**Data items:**

####

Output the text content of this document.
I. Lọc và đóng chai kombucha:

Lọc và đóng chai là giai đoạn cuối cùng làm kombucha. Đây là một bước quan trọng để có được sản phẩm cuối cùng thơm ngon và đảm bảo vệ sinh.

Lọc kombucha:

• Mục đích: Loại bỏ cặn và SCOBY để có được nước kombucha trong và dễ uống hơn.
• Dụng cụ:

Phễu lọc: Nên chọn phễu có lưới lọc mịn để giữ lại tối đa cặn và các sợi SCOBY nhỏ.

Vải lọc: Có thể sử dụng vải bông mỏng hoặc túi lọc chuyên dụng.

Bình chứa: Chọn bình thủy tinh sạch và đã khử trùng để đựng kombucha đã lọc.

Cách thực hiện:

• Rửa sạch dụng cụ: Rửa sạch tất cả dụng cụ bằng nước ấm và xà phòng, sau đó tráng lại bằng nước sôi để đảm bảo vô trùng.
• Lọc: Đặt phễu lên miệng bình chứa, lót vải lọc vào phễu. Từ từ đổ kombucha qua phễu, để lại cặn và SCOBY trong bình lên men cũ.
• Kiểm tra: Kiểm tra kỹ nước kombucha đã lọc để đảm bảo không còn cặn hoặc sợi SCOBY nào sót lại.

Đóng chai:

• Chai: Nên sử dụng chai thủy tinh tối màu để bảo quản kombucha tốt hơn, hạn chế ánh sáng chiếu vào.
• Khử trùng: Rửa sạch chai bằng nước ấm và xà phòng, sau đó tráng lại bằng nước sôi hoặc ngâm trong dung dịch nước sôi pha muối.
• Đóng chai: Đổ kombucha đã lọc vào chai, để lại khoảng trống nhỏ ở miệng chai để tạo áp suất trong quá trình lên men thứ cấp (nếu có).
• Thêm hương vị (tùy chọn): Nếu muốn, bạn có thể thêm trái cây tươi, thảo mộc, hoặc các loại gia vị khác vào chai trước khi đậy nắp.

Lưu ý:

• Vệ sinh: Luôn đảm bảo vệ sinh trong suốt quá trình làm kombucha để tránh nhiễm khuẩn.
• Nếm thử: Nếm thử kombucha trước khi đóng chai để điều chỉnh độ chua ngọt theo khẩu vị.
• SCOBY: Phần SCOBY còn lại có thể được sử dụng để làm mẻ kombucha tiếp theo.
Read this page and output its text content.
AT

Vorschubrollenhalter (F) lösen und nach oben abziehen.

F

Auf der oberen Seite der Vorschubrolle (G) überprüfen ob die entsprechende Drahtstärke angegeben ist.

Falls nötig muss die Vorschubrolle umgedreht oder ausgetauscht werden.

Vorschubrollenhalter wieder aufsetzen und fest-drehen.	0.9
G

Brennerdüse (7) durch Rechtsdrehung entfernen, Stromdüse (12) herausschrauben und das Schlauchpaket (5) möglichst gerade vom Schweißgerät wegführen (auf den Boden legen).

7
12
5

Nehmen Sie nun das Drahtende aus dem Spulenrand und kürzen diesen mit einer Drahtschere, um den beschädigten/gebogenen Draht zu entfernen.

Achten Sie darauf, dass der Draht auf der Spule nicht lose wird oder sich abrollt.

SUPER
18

####

**TASK DETAILS:** Output the records verbatim, from the first line to the last.

**TASK ANSWER:**
Output the text content of this document.
I. Lọc và đóng chai kombucha:

Lọc và đóng chai là giai đoạn cuối cùng làm kombucha. Đây là một bước quan trọng để có được sản phẩm cuối cùng thơm ngon và đảm bảo vệ sinh.

Lọc kombucha:

• Mục đích: Loại bỏ cặn và SCOBY để có được nước kombucha trong và dễ uống hơn.
• Dụng cụ:

Phễu lọc: Nên chọn phễu có lưới lọc mịn để giữ lại tối đa cặn và các sợi SCOBY nhỏ.

Vải lọc: Có thể sử dụng vải bông mỏng hoặc túi lọc chuyên dụng.

Bình chứa: Chọn bình thủy tinh sạch và đã khử trùng để đựng kombucha đã lọc.

Cách thực hiện:

• Rửa sạch dụng cụ: Rửa sạch tất cả dụng cụ bằng nước ấm và xà phòng, sau đó tráng lại bằng nước sôi để đảm bảo vô trùng.
• Lọc: Đặt phễu lên miệng bình chứa, lót vải lọc vào phễu. Từ từ đổ kombucha qua phễu, để lại cặn và SCOBY trong bình lên men cũ.
• Kiểm tra: Kiểm tra kỹ nước kombucha đã lọc để đảm bảo không còn cặn hoặc sợi SCOBY nào sót lại.

Đóng chai:

• Chai: Nên sử dụng chai thủy tinh tối màu để bảo quản kombucha tốt hơn, hạn chế ánh sáng chiếu vào.
• Khử trùng: Rửa sạch chai bằng nước ấm và xà phòng, sau đó tráng lại bằng nước sôi hoặc ngâm trong dung dịch nước sôi pha muối.
• Đóng chai: Đổ kombucha đã lọc vào chai, để lại khoảng trống nhỏ ở miệng chai để tạo áp suất trong quá trình lên men thứ cấp (nếu có).
• Thêm hương vị (tùy chọn): Nếu muốn, bạn có thể thêm trái cây tươi, thảo mộc, hoặc các loại gia vị khác vào chai trước khi đậy nắp.

Lưu ý:

• Vệ sinh: Luôn đảm bảo vệ sinh trong suốt quá trình làm kombucha để tránh nhiễm khuẩn.
• Nếm thử: Nếm thử kombucha trước khi đóng chai để điều chỉnh độ chua ngọt theo khẩu vị.
• SCOBY: Phần SCOBY còn lại có thể được sử dụng để làm mẻ kombucha tiếp theo.
Read this page and output its text content.
AT

Vorschubrollenhalter (F) lösen und nach oben abziehen.

F

Auf der oberen Seite der Vorschubrolle (G) überprüfen ob die entsprechende Drahtstärke angegeben ist.

Falls nötig muss die Vorschubrolle umgedreht oder ausgetauscht werden.

Vorschubrollenhalter wieder aufsetzen und fest-drehen.	0.9
G

Brennerdüse (7) durch Rechtsdrehung entfernen, Stromdüse (12) herausschrauben und das Schlauchpaket (5) möglichst gerade vom Schweißgerät wegführen (auf den Boden legen).

7
12
5

Nehmen Sie nun das Drahtende aus dem Spulenrand und kürzen diesen mit einer Drahtschere, um den beschädigten/gebogenen Draht zu entfernen.

Achten Sie darauf, dass der Draht auf der Spule nicht lose wird oder sich abrollt.

SUPER
18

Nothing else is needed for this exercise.